EXTRACTED TEXT:

------------

Personal information
- Full name: Matthieu Yannick Bemba
- Date of birth: 3 March 1988 (age 37)
- Place of birth: Paris, France
- Height: 1.80 m (5 ft 11 in)
- Position: Midfielder

Youth career
- 2003–2005: Le Blanc-Mesnil
- 2005–2006: Brétigny-sur-Orge

Senior career*
- Years: Team / Apps / (Gls)
- 2006–2007: US Créteil-Lusitanos B / 0 / (0)
- 2007–2008: Dragon Le Gosier / 0 / (0)
- 2008–2011: Ermis Aradippou / 70 / (2)
- 2011–2012: FC Emmen / 24 / (0)
- 2012: Ethnikos Achna / 8 / (0)
- 2012–2013: UJA Maccabi / 11 / (1)
- 2013–2015: Ermis Aradippou / 45 / (1)
- 2015–2016: Nea Salamina / 24 / (0)
- 2016–2018: Radomiak Radom / 59 / (0)
- 2018–2019: ASIL Lysi / 15 / (0)
- Total:  / 256 / (4)

International career
- 2010–2014: Guadeloupe / 3 / (0)

------------

WORK TO COMPLETE: Could you pick up the Matthieu Yannick Bemba player profile after its last line and continue it?

------------

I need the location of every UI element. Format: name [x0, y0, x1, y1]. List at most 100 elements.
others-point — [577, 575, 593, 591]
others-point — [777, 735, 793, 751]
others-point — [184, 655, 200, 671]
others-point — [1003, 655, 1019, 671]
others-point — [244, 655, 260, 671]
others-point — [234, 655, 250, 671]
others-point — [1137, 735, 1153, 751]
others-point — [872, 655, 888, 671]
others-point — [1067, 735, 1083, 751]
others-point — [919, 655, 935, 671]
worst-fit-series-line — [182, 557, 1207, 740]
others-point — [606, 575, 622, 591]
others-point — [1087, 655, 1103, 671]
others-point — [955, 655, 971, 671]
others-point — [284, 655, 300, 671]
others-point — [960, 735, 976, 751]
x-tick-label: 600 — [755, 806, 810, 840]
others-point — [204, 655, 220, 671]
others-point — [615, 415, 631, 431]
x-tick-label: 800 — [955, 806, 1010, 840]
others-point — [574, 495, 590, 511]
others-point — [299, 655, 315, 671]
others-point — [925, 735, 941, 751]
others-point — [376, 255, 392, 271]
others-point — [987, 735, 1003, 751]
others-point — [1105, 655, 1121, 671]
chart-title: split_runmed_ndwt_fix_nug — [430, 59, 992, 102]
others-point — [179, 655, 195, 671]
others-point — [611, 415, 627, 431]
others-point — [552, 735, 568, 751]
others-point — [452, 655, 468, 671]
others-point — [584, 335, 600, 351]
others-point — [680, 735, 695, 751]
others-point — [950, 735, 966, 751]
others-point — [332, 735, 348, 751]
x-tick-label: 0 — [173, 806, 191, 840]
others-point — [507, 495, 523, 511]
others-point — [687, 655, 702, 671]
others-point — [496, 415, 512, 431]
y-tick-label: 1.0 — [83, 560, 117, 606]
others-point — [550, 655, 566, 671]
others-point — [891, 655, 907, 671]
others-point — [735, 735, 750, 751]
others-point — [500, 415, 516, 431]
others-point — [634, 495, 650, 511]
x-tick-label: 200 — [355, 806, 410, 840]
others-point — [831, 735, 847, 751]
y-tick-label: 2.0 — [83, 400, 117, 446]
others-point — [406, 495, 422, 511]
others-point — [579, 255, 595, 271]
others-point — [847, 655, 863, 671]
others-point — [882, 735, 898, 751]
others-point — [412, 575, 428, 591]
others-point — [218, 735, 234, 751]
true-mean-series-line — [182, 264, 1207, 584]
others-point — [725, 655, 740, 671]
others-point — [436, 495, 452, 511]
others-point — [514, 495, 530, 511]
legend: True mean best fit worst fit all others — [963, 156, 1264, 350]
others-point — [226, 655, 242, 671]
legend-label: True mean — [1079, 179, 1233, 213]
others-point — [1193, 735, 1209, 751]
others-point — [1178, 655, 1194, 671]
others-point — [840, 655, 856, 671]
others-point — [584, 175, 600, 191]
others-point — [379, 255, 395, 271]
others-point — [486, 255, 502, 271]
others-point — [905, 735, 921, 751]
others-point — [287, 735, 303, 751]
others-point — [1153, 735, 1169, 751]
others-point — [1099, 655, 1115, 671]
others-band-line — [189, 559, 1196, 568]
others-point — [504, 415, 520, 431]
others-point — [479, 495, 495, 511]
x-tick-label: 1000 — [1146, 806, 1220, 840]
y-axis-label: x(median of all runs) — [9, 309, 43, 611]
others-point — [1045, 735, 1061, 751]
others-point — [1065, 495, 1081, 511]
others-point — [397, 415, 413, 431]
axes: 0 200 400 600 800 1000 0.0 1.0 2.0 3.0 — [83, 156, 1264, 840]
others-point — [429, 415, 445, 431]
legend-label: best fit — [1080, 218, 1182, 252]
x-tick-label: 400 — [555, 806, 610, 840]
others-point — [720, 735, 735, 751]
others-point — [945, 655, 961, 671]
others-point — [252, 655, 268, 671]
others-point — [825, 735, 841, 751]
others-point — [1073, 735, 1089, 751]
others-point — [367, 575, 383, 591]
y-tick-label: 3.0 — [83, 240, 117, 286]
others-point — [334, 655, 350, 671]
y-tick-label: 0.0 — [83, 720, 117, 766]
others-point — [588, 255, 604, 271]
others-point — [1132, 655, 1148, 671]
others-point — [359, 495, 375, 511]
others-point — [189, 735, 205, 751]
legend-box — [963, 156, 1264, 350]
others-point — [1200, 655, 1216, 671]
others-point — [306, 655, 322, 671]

------------

WRITTEN ANSWER:
= Matthieu Bemba =

Guadeloupean footballer (born 1988)9

Matthieu Yannick Bemba (born 3 March 1988) is a former professional footballer who played as a midfielder. Born in metropolitan France, he represented Guadeloupe at international level.

==Career==
In August 2011 Bemba signed a contract with FC Emmen which plays in the second division of the Netherlands.

In September 2018, Bemba joined Cypriot club ASIL Lysi. He left the club again at the end of the season.